Teks Bacaan:
● ● ● ●

Keragaman pemikiran dan keyakinan dalam kehidupan merupakan hal yang tidak dapat terhindarkan. Hal tersebut adalah bagian dari sunnatullah yang mustahil disangkal. Manusia kemudian diberi sekian pilihan untuk menyikapinya, apakah akan menerimanya sebagai anugerah ilahi atau mencelanya sebagai pihak yang “berbeda”.
Setiap umat manusia memiliki latar belakang berbeda-beda, misalnya, dari sisi pendidikan maupun kondisi lingkungan hidupnya. Hal itu secara alam bawah sadar akan mempengaruhi pola berpikirnya. Terlebih dalam konteks realitas masyarakat Indonesia, yang sejak dari awal memiliki keragaman suku, agama dan tradisi lokal, tentu akan memberikan dampak yang cukup signifikan dalam merespon setiap persoalan sosial keagamaan yang sangat beragam.
Di sinilah kemudian lewat urgensi kesadaran kehidupan plural. Namun, jikapun kesadaran pluralitas itu tidak ada, hadirnya tiga komponen di bawah ini sudah cukup menjelaskan bahwa pluralitas itu sudah terjadi. Pluralitas yang saya maksud di sini bukan hanya kondisi sosial yang beragam saja, melainkan model kehidupan keberagaman yang aman dan sejahtera.

● ● ● ●

(Catatan anotasi tata letak)
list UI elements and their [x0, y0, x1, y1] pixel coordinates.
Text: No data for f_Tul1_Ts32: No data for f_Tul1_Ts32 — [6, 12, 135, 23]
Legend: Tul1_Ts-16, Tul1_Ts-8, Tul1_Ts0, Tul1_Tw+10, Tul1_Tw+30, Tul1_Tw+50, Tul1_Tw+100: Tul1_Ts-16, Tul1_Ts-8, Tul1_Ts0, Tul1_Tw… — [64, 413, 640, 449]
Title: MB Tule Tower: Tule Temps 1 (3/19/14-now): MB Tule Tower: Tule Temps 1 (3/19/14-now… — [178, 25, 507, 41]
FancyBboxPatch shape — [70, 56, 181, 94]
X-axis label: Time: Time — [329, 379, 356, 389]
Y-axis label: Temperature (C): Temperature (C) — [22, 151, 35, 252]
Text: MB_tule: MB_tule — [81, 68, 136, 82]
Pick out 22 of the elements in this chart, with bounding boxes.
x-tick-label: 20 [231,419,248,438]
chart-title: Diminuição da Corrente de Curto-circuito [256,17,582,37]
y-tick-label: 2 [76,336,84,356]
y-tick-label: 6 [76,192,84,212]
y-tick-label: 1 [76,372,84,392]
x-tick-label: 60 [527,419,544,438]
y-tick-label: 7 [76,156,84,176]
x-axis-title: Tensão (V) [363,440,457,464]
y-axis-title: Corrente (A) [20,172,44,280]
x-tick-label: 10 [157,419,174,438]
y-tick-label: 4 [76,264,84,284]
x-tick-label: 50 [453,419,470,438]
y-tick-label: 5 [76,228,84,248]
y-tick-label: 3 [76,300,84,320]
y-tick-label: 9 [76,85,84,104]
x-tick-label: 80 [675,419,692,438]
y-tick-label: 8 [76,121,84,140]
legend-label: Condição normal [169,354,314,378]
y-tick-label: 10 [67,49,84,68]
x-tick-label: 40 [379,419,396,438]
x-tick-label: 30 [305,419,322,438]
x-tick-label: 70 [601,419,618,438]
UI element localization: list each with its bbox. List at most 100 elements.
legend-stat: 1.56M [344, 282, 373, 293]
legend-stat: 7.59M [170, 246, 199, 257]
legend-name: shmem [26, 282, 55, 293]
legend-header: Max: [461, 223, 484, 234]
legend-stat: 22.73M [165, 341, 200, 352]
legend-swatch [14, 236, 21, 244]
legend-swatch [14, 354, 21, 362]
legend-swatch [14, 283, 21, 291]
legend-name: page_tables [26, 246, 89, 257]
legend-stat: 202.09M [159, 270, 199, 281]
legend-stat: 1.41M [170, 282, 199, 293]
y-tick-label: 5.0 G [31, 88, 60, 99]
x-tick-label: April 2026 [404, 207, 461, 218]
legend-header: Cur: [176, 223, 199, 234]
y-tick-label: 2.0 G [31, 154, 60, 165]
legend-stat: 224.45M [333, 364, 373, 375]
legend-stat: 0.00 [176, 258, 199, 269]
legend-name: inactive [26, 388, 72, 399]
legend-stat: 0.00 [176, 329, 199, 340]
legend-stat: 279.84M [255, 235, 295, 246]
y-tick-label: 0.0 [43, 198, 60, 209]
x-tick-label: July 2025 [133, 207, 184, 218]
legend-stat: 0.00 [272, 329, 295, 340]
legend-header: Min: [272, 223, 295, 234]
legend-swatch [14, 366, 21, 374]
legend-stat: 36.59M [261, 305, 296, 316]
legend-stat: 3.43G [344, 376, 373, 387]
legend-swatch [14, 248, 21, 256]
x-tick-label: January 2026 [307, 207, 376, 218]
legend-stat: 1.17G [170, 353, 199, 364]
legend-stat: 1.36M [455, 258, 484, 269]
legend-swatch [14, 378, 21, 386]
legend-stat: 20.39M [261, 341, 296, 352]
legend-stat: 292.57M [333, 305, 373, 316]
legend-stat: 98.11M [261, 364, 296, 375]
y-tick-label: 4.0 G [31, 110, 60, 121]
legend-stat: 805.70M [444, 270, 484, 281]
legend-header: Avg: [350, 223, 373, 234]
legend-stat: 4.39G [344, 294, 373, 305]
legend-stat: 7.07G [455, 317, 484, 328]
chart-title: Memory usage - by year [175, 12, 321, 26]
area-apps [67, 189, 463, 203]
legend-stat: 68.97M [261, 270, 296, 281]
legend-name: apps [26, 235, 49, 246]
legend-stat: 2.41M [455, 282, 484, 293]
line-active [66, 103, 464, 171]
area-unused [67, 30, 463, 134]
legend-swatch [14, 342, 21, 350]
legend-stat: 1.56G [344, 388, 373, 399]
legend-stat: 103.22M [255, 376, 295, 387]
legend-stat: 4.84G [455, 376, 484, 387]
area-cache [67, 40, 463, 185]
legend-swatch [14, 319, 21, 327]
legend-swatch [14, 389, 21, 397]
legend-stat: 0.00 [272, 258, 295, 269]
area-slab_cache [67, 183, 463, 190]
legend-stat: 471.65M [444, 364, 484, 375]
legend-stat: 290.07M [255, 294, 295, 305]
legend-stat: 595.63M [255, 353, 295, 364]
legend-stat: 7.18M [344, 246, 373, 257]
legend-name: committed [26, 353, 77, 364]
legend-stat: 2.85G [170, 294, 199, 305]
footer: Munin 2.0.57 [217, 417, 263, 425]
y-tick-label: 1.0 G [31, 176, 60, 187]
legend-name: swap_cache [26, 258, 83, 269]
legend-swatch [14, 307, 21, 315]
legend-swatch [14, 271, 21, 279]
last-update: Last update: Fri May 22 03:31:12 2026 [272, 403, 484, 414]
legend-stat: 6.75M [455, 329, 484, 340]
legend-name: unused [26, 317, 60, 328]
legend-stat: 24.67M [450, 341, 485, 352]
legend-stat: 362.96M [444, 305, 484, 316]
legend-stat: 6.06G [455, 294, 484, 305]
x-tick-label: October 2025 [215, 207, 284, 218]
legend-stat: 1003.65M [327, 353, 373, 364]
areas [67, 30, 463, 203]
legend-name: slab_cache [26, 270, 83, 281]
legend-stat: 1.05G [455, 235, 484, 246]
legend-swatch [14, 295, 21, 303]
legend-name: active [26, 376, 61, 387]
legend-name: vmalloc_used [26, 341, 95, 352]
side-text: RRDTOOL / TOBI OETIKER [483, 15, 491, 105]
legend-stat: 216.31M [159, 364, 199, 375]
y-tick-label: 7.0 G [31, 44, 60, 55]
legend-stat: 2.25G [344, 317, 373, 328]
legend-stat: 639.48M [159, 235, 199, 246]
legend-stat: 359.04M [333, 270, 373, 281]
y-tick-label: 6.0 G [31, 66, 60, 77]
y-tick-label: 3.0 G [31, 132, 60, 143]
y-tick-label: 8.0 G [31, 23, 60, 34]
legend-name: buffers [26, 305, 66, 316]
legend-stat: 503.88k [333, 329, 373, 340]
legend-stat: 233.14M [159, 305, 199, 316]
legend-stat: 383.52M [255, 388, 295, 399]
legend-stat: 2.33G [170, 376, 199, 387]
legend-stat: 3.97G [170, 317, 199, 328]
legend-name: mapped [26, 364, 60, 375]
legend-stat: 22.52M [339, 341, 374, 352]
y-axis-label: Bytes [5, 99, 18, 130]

● ● ● ●

Tujuan A:
Tentukan apakah setiap pernyataan berikut sesuai dengan teks tentang keragaman: (i) keragaman pemikiran dan keyakinan adalah bagian dari sunnatullah; (ii) latar belakang manusia tidak memengaruhi pola berpikirnya; (iii) pluralitas yang dimaksud penulis hanyalah kondisi sosial yang beragam. Jawab ya atau tidak untuk tiap pernyataan dan kutip kata-kata penentunya dari teks.
Tujuan B:
Sebutkan semua keragaman yang menurut teks tentang keragaman dimiliki masyarakat Indonesia sejak awal.
Tujuan C:
Tolong tuliskan kembali teks tentang keragaman, semuanya mulai dari "Keragaman pemikiran dan" hingga "yang sangat beragam.".

Jawaban Lengkap A:
(i) Ya: "Hal tersebut adalah bagian dari sunnatullah yang mustahil disangkal."
(ii) Tidak: "Hal itu secara alam bawah sadar akan mempengaruhi pola berpikirnya."
(iii) Tidak: "Pluralitas yang saya maksud di sini bukan hanya kondisi sosial yang beragam saja, melainkan model kehidupan keberagaman yang aman dan sejahtera."

Jawaban Lengkap B:
suku, agama, tradisi lokal

Jawaban Lengkap C:
Keragaman pemikiran dan keyakinan dalam kehidupan merupakan hal yang tidak dapat terhindarkan. Hal tersebut adalah bagian dari sunnatullah yang mustahil disangkal. Manusia kemudian diberi sekian pilihan untuk menyikapinya, apakah akan menerimanya sebagai anugerah ilahi atau mencelanya sebagai pihak yang “berbeda”.
Setiap umat manusia memiliki latar belakang berbeda-beda, misalnya, dari sisi pendidikan maupun kondisi lingkungan hidupnya. Hal itu secara alam bawah sadar akan mempengaruhi pola berpikirnya. Terlebih dalam konteks realitas masyarakat Indonesia, yang sejak dari awal memiliki keragaman suku, agama dan tradisi lokal, tentu akan memberikan dampak yang cukup signifikan dalam merespon setiap persoalan sosial keagamaan yang sangat beragam.